Segment Start: SOURCE DOCUMENT
Development of the guidance extension

This guidance document encapsulates the findings of a comprehensive search to identify existing published protocols, SAPs, and SAP guidance; a survey of clinical trial funders and regulators; a survey of current practice by statisticians within CTUs registered with the UKCRC; a critical appraisal and expert review meeting; and a pilot of the proposed guidelines. An overview of this process is given in appendix 1.

Literature review of existing guidance

A literature review was undertaken to identify peer reviewed publications of applicable guidelines, and example clinical trial protocols and SAPs (appendix 2 lists the search terms). Two statisticians searched the EQUATOR (enhancing the quality and transparency of health research) network repository for existing guidance, and PubMed for published SAPs and for protocols of early phase clinical trials (at phases I and II). Protocols were included in the search for statistical analysis information, as SAPs might not always have been written for some early phase clinical trials.

These searches were performed independently by two statisticians, with all papers categorised as a relevant and methodological paper, relevant and published protocol or SAP, or not relevant. Papers were classified as not relevant because they included late phase trials, cluster randomised trials, epidemiological studies, meta-analyses and systematic reviews, results papers, editorial publications, or other reasons of non-relevance decided at the discretion of the reviewers (eg, methodological papers, and SAPs for literature reviews). Any discrepancies regarding relevance categorisation were discussed and resolved by mutual agreement.

The literature review was initially performed in November 2019 and updated in October 2020. Of 610 papers returned by the literature review, 500 were excluded owing to non-relevance. Figure 1 shows the number of papers categorised according to each exclusion. The other reasons for exclusion included statistical and clinical trials methodology and literature reviews, SAPs for substudies of randomised controlled trials, and SAPs for substudies. The SAP and protocol search identified two papers perceived to be SAP guidelines: the first being the original guidelines for the content of SAPs,1 and the second being an overview to the typical content of SAPs for various study types (eg, randomised controlled trials and observational studies) rather than proposing recommended content for SAPs.18 The literature review found three published SAPs for early phase trials192021 and 105 published early phase protocols containing some statistical content. The three published early phase SAPs were all single arm, phase II clinical trials. Of the 105 published protocols, one included an SAP as an appendix,22 seven indicated that a separate SAP had been written (but did not make it available), and the remainder typically contained varying but limited statistical content. These findings are consistent with the notion that while the publication of SAPs has increased, these plans are overwhelmingly for late phase clinical trials.
Segment End: SOURCE DOCUMENT
Segment Start: INFORMATION GIVEN
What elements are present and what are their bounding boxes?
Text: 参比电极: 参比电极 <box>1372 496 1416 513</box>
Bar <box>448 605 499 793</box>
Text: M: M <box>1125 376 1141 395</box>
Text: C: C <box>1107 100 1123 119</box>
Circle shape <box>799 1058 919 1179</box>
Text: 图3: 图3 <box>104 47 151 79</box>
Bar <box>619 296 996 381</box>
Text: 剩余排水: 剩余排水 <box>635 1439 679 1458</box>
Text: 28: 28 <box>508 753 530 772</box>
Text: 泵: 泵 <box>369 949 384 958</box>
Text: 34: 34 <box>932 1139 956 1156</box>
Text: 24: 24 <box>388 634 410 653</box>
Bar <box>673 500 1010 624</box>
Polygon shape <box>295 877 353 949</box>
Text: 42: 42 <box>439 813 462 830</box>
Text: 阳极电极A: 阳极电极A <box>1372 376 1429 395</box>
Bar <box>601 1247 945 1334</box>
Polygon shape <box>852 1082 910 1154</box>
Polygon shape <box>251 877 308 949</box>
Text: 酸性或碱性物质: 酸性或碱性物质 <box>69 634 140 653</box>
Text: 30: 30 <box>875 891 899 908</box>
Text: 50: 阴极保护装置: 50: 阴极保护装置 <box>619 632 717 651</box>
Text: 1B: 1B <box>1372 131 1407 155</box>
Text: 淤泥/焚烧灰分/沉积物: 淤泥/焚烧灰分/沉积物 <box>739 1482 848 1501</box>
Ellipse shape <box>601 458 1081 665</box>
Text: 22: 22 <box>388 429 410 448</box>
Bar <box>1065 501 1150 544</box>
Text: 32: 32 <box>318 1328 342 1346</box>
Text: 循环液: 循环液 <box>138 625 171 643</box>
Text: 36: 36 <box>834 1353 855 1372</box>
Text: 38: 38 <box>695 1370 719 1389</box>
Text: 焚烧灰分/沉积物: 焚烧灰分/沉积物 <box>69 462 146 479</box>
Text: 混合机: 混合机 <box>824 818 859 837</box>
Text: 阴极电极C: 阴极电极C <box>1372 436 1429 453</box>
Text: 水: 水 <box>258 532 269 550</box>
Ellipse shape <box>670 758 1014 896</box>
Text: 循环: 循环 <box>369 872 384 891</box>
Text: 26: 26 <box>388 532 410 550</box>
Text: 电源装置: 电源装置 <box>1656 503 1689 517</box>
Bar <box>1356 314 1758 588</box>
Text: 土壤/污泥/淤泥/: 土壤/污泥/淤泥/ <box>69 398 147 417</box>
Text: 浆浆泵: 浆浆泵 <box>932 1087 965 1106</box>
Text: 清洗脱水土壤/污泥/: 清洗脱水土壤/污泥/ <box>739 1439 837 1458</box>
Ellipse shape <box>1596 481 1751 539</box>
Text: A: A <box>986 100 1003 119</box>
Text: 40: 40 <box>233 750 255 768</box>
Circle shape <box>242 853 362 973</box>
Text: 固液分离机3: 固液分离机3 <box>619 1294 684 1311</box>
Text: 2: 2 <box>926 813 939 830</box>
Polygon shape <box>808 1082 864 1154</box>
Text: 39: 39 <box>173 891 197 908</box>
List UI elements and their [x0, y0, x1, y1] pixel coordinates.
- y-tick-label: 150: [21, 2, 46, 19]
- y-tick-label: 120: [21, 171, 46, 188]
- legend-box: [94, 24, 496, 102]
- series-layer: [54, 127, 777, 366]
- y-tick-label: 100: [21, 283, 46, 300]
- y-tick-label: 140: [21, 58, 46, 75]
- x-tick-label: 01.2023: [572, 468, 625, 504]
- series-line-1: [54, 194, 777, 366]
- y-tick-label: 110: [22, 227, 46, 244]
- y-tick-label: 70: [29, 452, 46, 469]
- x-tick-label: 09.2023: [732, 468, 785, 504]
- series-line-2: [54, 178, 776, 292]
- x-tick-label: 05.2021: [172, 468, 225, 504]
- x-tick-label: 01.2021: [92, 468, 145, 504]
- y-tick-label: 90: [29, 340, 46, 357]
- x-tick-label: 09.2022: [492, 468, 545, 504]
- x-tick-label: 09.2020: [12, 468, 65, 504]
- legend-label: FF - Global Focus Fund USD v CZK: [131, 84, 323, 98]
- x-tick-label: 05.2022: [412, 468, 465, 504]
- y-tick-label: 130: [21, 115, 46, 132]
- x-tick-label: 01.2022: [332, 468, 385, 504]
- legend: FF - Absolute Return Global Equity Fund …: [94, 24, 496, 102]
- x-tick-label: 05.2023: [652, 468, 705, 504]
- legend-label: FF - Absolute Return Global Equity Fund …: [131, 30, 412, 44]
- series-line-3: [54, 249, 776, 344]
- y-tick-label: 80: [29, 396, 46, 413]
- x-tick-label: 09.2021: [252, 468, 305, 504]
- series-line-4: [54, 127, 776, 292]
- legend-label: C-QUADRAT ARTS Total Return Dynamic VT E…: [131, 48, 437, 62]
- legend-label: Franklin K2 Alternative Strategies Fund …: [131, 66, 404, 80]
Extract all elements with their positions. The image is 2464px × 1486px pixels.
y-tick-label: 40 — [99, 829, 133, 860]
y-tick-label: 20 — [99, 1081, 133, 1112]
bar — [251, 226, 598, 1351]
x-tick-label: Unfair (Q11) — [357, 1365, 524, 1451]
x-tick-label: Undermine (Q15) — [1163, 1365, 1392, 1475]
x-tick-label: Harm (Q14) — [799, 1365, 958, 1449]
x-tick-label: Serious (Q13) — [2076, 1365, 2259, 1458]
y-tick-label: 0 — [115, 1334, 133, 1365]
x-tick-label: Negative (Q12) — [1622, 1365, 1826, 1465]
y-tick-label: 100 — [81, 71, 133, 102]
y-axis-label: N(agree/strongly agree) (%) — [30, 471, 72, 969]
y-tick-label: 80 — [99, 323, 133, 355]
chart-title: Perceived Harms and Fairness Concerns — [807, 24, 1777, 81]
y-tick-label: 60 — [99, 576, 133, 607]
Segment End: INFORMATION GIVEN
▸ APPLY WHAT YOU READ
a. Translate this sentence from the text on developing the guidance extension into Spanish: "The literature review was initially performed in November 2019 and updated in October 2020."
b. Reproduce the passage of the text on developing the guidance extension starting with "Development of the" and going on through "in appendix 1.".

▸ ANSWERS TO THE EXERCISES
a. La revisión de la literatura se realizó inicialmente en noviembre de 2019 y se actualizó en octubre de 2020.

b.
Development of the guidance extension

This guidance document encapsulates the findings of a comprehensive search to identify existing published protocols, SAPs, and SAP guidance; a survey of clinical trial funders and regulators; a survey of current practice by statisticians within CTUs registered with the UKCRC; a critical appraisal and expert review meeting; and a pilot of the proposed guidelines. An overview of this process is given in appendix 1.